- **ESERCIZIO ASSEGNATO 1**: Nell'estratto sul lavoro in provincia di Parma, quante assunzioni risultano nel secondo trimestre 2014?

- **ESTRATTO DEL TESTO**:
——————————

Il lavoro che non c’è: tra assunzioni, sostegno all’occupazione e “costosissimi licenziamenti”

LUCI E OMBRE IN UN PANORAMA ANCORA IN CRISI, ALL'ORIZZONTE UNA TIMIDA RIPRESA?

LavoroFalcidiato da ripetute crisi di liquidità, mancate riforme e contratti che vanno sempre più nella direzione del precariato, il mondo del lavoro è molto cambiato da un quinquennio a questa parte. Molte persone, tra cui tantissimi giovani, non riescono a trovare un’occupazione stabile e decidono di emigrare all’estero o di smettere una ricerca che si dimostra, nella maggior parte dei casi, vana, pesando sempre di più sulle spalle dei familiari. Anche se il percorso è irto di difficoltà, un piccolo cambio di rotta sembra essere all’orizzonte per quanto riguarda il parmense e lentamente si stanno approntando gli strumenti per superare questo momento nero per la società italiana.

 

DATI ALLA MANO – Un segnale positivo è stato registrato dal rapporto dell’Osservatorio del Mercato del lavoro (Oml) presentato a fine novembre dalla Provincia di Parma. Nel secondo trimestre 2014 sono infatti aumentate a 17.919 le assunzioni (+2,8% a livello congiunturale). A registrare l’incremento sono i settori chimico e farmaceutico e l’impiantistica alimentare.
Tali dati positivi non compensano però le cessazioni di lavoro determinando un saldo che rimane negativo con una perdita di 323 unità rapporti di lavoro dipendente.
Secondo le previsioni elaborate dai dati di Unioncamere Emilia-Romagna e Prometeia ammontano a quasi 17mila i disoccupati in provincia di Parma nel 2014, mentre un calo di tendenza è previsto forse solo per il 2015. I dati definitivi sulla disoccupazione nella nostra provincia nel 2013 registrano comunque migliori risultati rispetto alla media nazionale (7,5% contro 12,2%).

——————————

- **DATI DELL'ESERCIZIO**:
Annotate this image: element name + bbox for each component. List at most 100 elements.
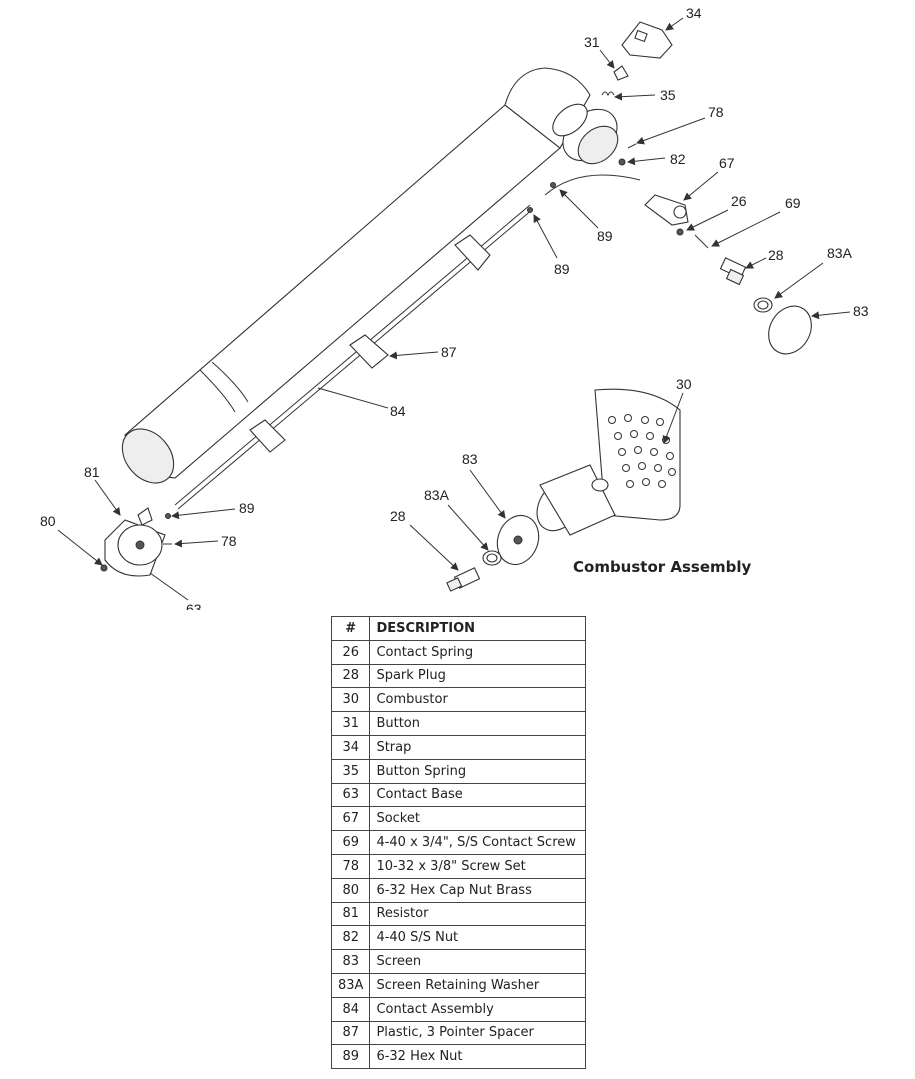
part-number-cell: 26 [330,639,371,665]
part-description-cell: Resistor [369,901,587,927]
part-number-cell: 80 [330,877,371,903]
callout-35: 35 [660,87,676,103]
callout-83-lower: 83 [462,451,478,467]
contact-base-part [104,507,166,577]
callout-89-base: 89 [239,500,255,516]
part-number-cell: 84 [330,996,371,1022]
callout-30: 30 [676,376,692,392]
callout-87: 87 [441,344,457,360]
callout-28-lower: 28 [390,508,406,524]
part-description-cell: 6-32 Hex Cap Nut Brass [369,877,587,903]
callout-82: 82 [670,151,686,167]
callout-67: 67 [719,155,735,171]
screen-part [768,305,812,355]
callout-89-rod: 89 [554,261,570,277]
contact-rod [174,204,534,510]
part-description-cell: Screen [369,949,587,974]
part-number-cell: 82 [330,925,371,951]
callout-83a-lower: 83A [424,487,450,503]
part-number-cell: 89 [330,1044,371,1070]
part-number-cell: 81 [330,901,371,927]
part-number-cell: 83 [330,949,371,974]
spark-plug-part [719,257,747,286]
part-number-cell: 78 [330,853,371,879]
part-description-cell: Socket [369,806,587,832]
callout-78-base: 78 [221,533,237,549]
callout-31: 31 [584,34,600,50]
callout-69: 69 [785,195,801,211]
callout-26: 26 [731,193,747,209]
part-number-cell: 31 [330,711,371,736]
part-description-cell: Spark Plug [369,663,587,689]
part-description-cell: Contact Assembly [369,996,587,1022]
part-description-cell: 6-32 Hex Nut [369,1044,587,1070]
button-spring-part [601,91,615,97]
part-description-cell: Button Spring [369,758,587,784]
button-part [613,65,629,81]
part-description-cell: Button [369,711,587,736]
column-header-number: # [330,616,371,641]
part-description-cell: Plastic, 3 Pointer Spacer [369,1020,587,1046]
part-description-cell: 4-40 S/S Nut [369,925,587,951]
part-description-cell: Screen Retaining Washer [369,972,587,998]
screw-set-part [627,143,637,149]
part-number-cell: 87 [330,1020,371,1046]
part-number-cell: 69 [330,830,371,855]
combustor-assembly-title: Combustor Assembly [573,558,752,576]
strap-part [621,21,673,59]
part-description-cell: Combustor [369,687,587,713]
part-description-cell: Contact Spring [369,639,587,665]
callout-83-top: 83 [853,303,869,319]
callout-83a-top: 83A [827,245,853,261]
callout-84: 84 [390,403,406,419]
part-description-cell: 10-32 x 3/8" Screw Set [369,853,587,879]
part-number-cell: 83A [330,972,371,998]
contact-spring-part [676,228,684,236]
part-number-cell: 67 [330,806,371,832]
contact-wire [544,174,641,196]
part-number-cell: 28 [330,663,371,689]
exploded-parts-diagram: 34 31 35 78 82 67 26 69 89 89 28 83A 83 … [40,5,869,610]
contact-screw-part [694,234,709,249]
combustor-tube [121,67,619,484]
part-description-cell: 4-40 x 3/4", S/S Contact Screw [369,830,587,855]
part-number-cell: 63 [330,782,371,808]
combustor-part [536,388,681,536]
callout-78-top: 78 [708,104,724,120]
callout-63: 63 [186,601,202,610]
callout-28-top: 28 [768,247,784,263]
callout-89-wire: 89 [597,228,613,244]
part-number-cell: 30 [330,687,371,713]
part-description-cell: Contact Base [369,782,587,808]
part-description-cell: Strap [369,734,587,760]
callout-34: 34 [686,5,702,21]
part-number-cell: 35 [330,758,371,784]
column-header-description: DESCRIPTION [369,616,587,641]
hex-nut-part [527,207,533,213]
callout-81: 81 [84,464,100,480]
table-header-row: # DESCRIPTION [330,616,587,641]
callout-80: 80 [40,513,56,529]
nut-part [618,158,626,166]
part-number-cell: 34 [330,734,371,760]
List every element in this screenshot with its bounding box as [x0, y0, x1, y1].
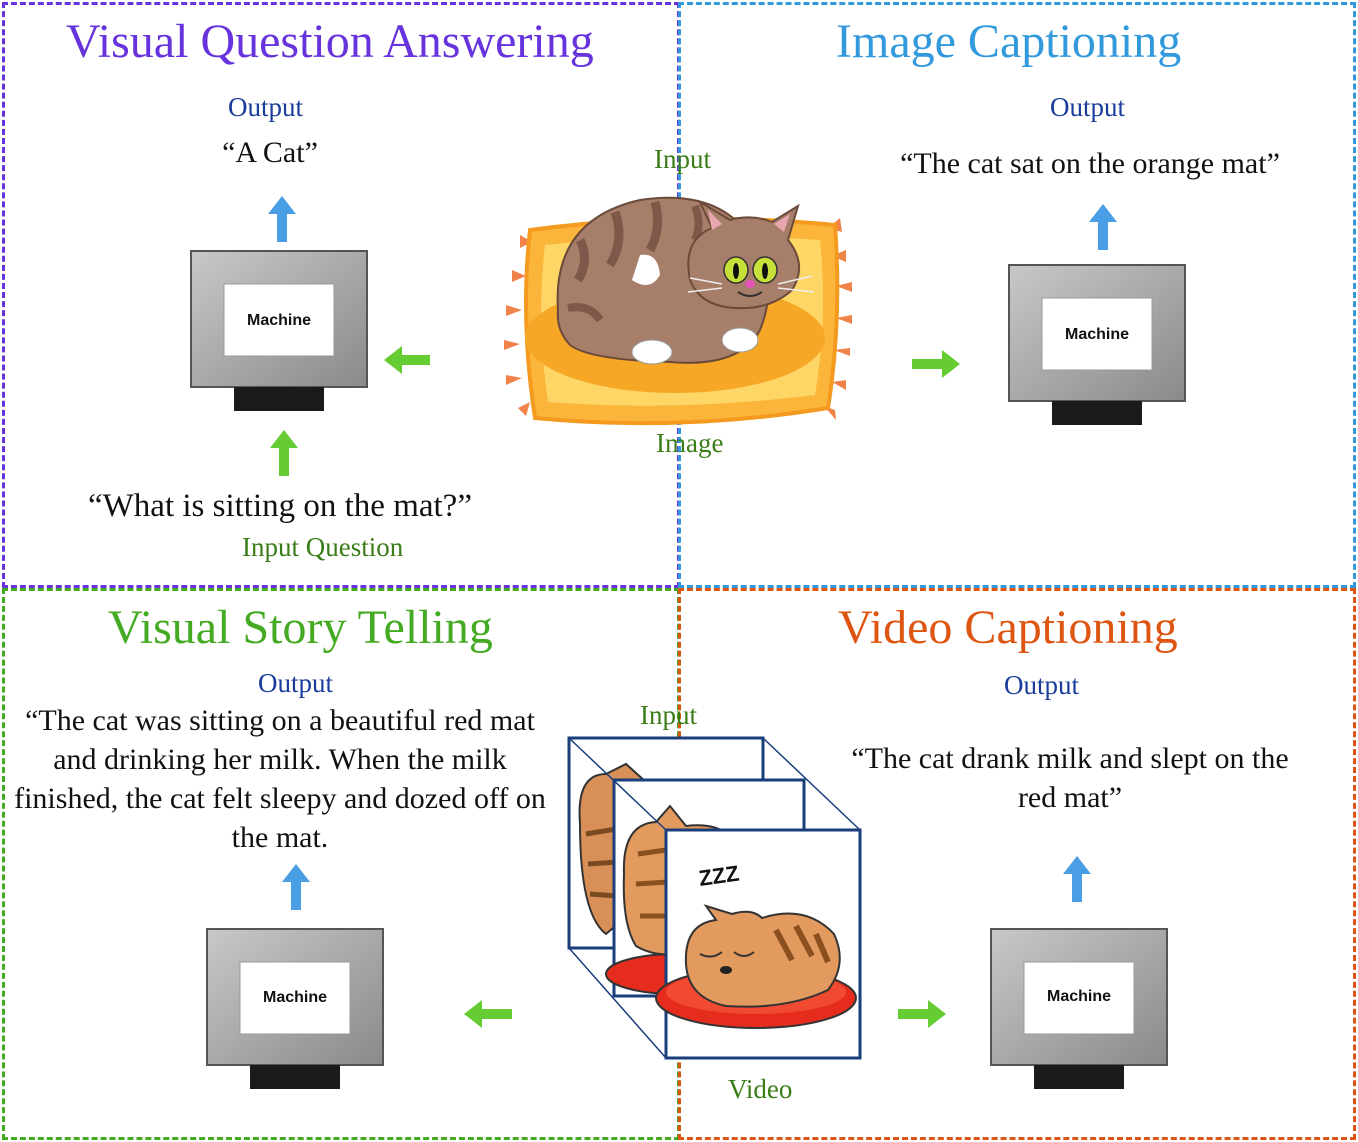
story-telling-title: Visual Story Telling: [108, 601, 493, 654]
video-input-label: Input: [640, 700, 697, 730]
vqa-machine-label: Machine: [246, 312, 311, 329]
arrow-up-icon: [268, 196, 296, 247]
story-telling-machine: [206, 928, 384, 1097]
video-caption-label: Video: [728, 1074, 793, 1104]
vqa-question-text: “What is sitting on the mat?”: [88, 488, 472, 524]
arrow-left-icon: [464, 1000, 512, 1033]
story-telling-output-text: “The cat was sitting on a beautiful red …: [14, 704, 546, 854]
vqa-title: Visual Question Answering: [66, 15, 594, 68]
video-captioning-output-label: Output: [1004, 670, 1080, 700]
arrow-left-icon: [384, 346, 430, 379]
video-captioning-machine: [990, 928, 1168, 1097]
image-captioning-output-label: Output: [1050, 92, 1126, 122]
image-captioning-machine-label: Machine: [1064, 326, 1129, 343]
image-input-label: Input: [654, 144, 711, 174]
video-captioning-output-text: “The cat drank milk and slept on the red…: [851, 742, 1289, 814]
vqa-question-label: Input Question: [242, 532, 404, 562]
vqa-output-text: “A Cat”: [222, 136, 318, 169]
video-captioning-title: Video Captioning: [838, 601, 1178, 654]
image-captioning-title: Image Captioning: [836, 15, 1182, 68]
sleep-zzz-icon: ZZZ: [697, 861, 740, 891]
vqa-output-label: Output: [228, 92, 304, 122]
image-caption-label: Image: [656, 428, 724, 458]
vqa-machine: [190, 250, 368, 419]
video-captioning-machine-label: Machine: [1046, 988, 1111, 1005]
arrow-up-icon: [282, 864, 310, 915]
story-telling-machine-label: Machine: [262, 989, 327, 1006]
arrow-up-icon: [1063, 856, 1091, 907]
video-frames-stack: ZZZ: [566, 734, 866, 1069]
image-captioning-machine: [1008, 264, 1186, 433]
arrow-up-icon: [270, 430, 298, 481]
arrow-right-icon: [898, 1000, 946, 1033]
arrow-up-icon: [1089, 204, 1117, 255]
cat-on-mat-image: [490, 180, 870, 445]
image-captioning-output-text: “The cat sat on the orange mat”: [900, 147, 1280, 180]
arrow-right-icon: [912, 350, 960, 383]
story-telling-output-label: Output: [258, 668, 334, 698]
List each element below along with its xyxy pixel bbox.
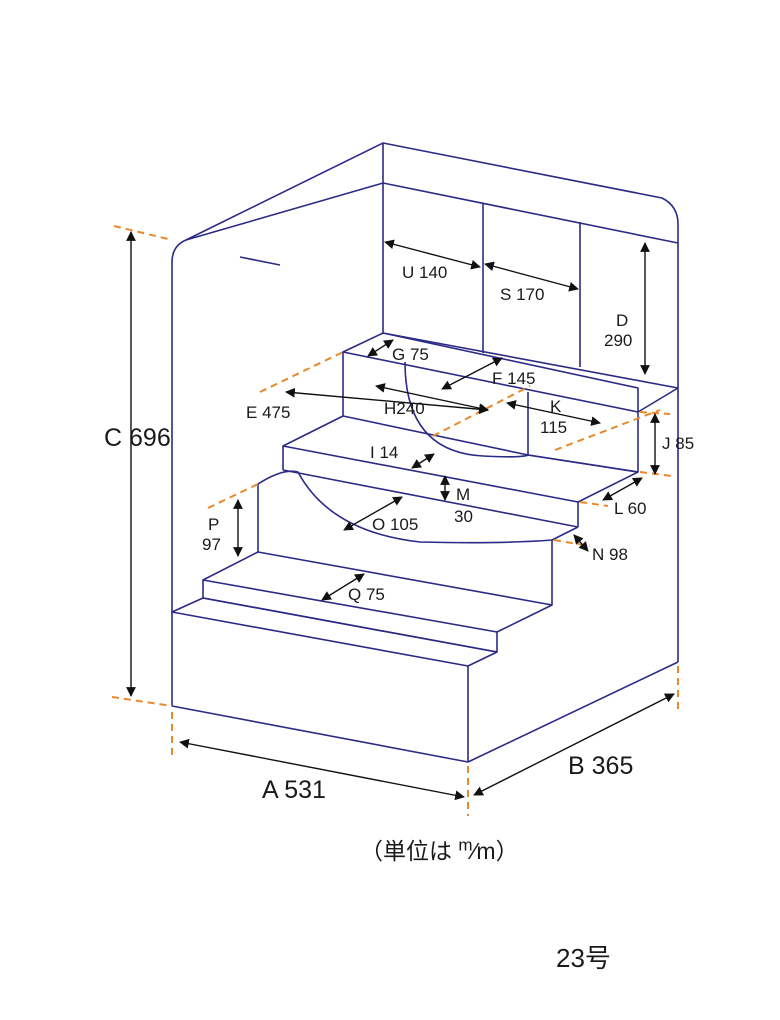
arrow-b [473,693,675,796]
ext-j-bottom [639,471,673,477]
outer-shell [171,142,679,706]
label-p-value: 97 [202,535,221,554]
extension-lines [111,225,679,816]
label-s: S 170 [500,285,544,304]
base-top-surface [171,597,498,667]
shell-handrail [239,256,281,266]
ext-c-bottom [111,696,173,707]
arrow-o [343,496,403,531]
label-a: A 531 [262,776,326,804]
label-p-letter: P [208,515,219,534]
arrow-a [179,738,465,801]
base-block [171,597,679,763]
label-n: N 98 [592,545,628,564]
shell-inner-wall-top [185,182,384,241]
ext-n [553,539,591,547]
label-d-letter: D [616,311,628,330]
label-h: H240 [384,399,425,418]
label-c: C 696 [104,424,171,452]
label-q: Q 75 [348,585,385,604]
landing-top-surface [342,332,639,413]
label-k-letter: K [550,397,562,416]
shell-back-floor-line [382,332,679,389]
label-d-value: 290 [604,331,632,350]
upper-step-front-edge [282,469,579,528]
label-f: F 145 [492,369,536,388]
label-m-value: 30 [454,507,473,526]
arrow-g [367,339,394,357]
arrow-q [321,573,365,601]
arrow-i [411,453,435,469]
label-e: E 475 [246,403,290,422]
unit-note: （単位は m⁄m） [360,835,519,864]
upper-step [282,415,639,528]
arrow-h [375,383,489,413]
ext-e-right [554,409,661,451]
ext-p-top [207,483,259,509]
arrow-k [506,400,601,426]
arrow-u [384,239,481,270]
ext-h-line [432,385,531,437]
label-j: J 85 [662,434,694,453]
arrow-s [484,261,579,292]
ext-e-left [259,351,344,393]
label-m-letter: M [456,485,470,504]
label-k-value: 115 [540,418,567,437]
arrow-l [602,477,643,501]
ext-c-top [113,225,173,241]
dimension-arrows [126,231,675,801]
shell-right-front-edge [637,387,679,413]
base-side-bottom [467,661,679,763]
label-b: B 365 [568,752,633,780]
lower-step-tread [202,551,553,633]
model-number: 23号 [556,943,611,973]
upper-step-tread [282,415,639,503]
middle-step-tread-front [551,526,579,541]
shell-inner-wall-top-2 [382,182,679,244]
label-u: U 140 [402,263,447,282]
dimension-labels: C 696 A 531 B 365 U 140 S 170 D 290 G 75… [104,263,694,804]
middle-step [257,470,579,605]
base-front-bottom [171,705,469,763]
ext-l [579,501,609,507]
arrow-n [573,534,589,552]
label-i: I 14 [370,443,398,462]
ext-j-top [639,411,671,415]
label-o: O 105 [372,515,418,534]
label-l: L 60 [614,499,646,518]
label-g: G 75 [392,345,429,364]
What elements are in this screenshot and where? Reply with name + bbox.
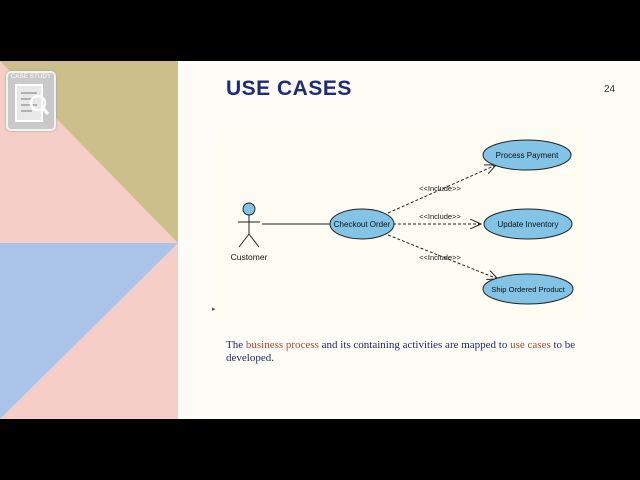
use-case-update-inventory-label: Update Inventory bbox=[498, 220, 559, 229]
include-label-2: <<Include>> bbox=[419, 212, 461, 221]
actor-customer bbox=[238, 202, 260, 248]
include-label-1: <<Include>> bbox=[419, 184, 461, 193]
use-case-checkout-order-label: Checkout Order bbox=[334, 220, 391, 229]
caption-highlight-business-process: business process bbox=[245, 339, 319, 351]
case-study-badge: CASE STUDY bbox=[6, 71, 56, 131]
use-case-process-payment-label: Process Payment bbox=[496, 151, 559, 160]
slide-title: USE CASES bbox=[226, 77, 352, 100]
include-label-3: <<Include>> bbox=[419, 253, 461, 262]
use-case-checkout-order bbox=[329, 208, 395, 240]
use-case-update-inventory bbox=[483, 208, 573, 240]
caption-text: The bbox=[226, 339, 246, 351]
use-case-diagram: Customer <<Include>> <<Include>> <<Inclu… bbox=[218, 129, 586, 319]
case-study-icon bbox=[15, 84, 50, 122]
use-case-process-payment bbox=[482, 139, 572, 171]
decorative-background bbox=[0, 61, 178, 419]
use-case-ship-ordered-product-label: Ship Ordered Product bbox=[491, 285, 565, 294]
slide-caption: The business process and its containing … bbox=[226, 339, 586, 365]
actor-label: Customer bbox=[231, 252, 268, 262]
mouse-cursor-icon: ▸ bbox=[212, 306, 216, 313]
badge-label: CASE STUDY bbox=[10, 74, 52, 80]
caption-highlight-use-cases: use cases bbox=[510, 339, 551, 351]
caption-text: and its containing activities are mapped… bbox=[318, 339, 511, 351]
use-case-ship-ordered-product bbox=[482, 273, 574, 305]
caption-text: to be developed. bbox=[226, 339, 576, 364]
slide: CASE STUDY USE CASES 24 Customer bbox=[0, 61, 640, 419]
page-number: 24 bbox=[604, 84, 616, 95]
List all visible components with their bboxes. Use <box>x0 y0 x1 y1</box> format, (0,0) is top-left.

——————————

- **ESERCIZIO ASSEGNATO 2**: Mostra ogni riga dei dati che contiene la stringa "checkout", distinguendo tra maiuscole e minuscole.

- **RISPOSTA CORRETTA 1**: 17.919 assunzioni.

- **RISPOSTA CORRETTA 2**:
use-case-checkout-order-label: Checkout Order bbox=[334, 220, 391, 229]
use-case-checkout-order bbox=[329, 208, 395, 240]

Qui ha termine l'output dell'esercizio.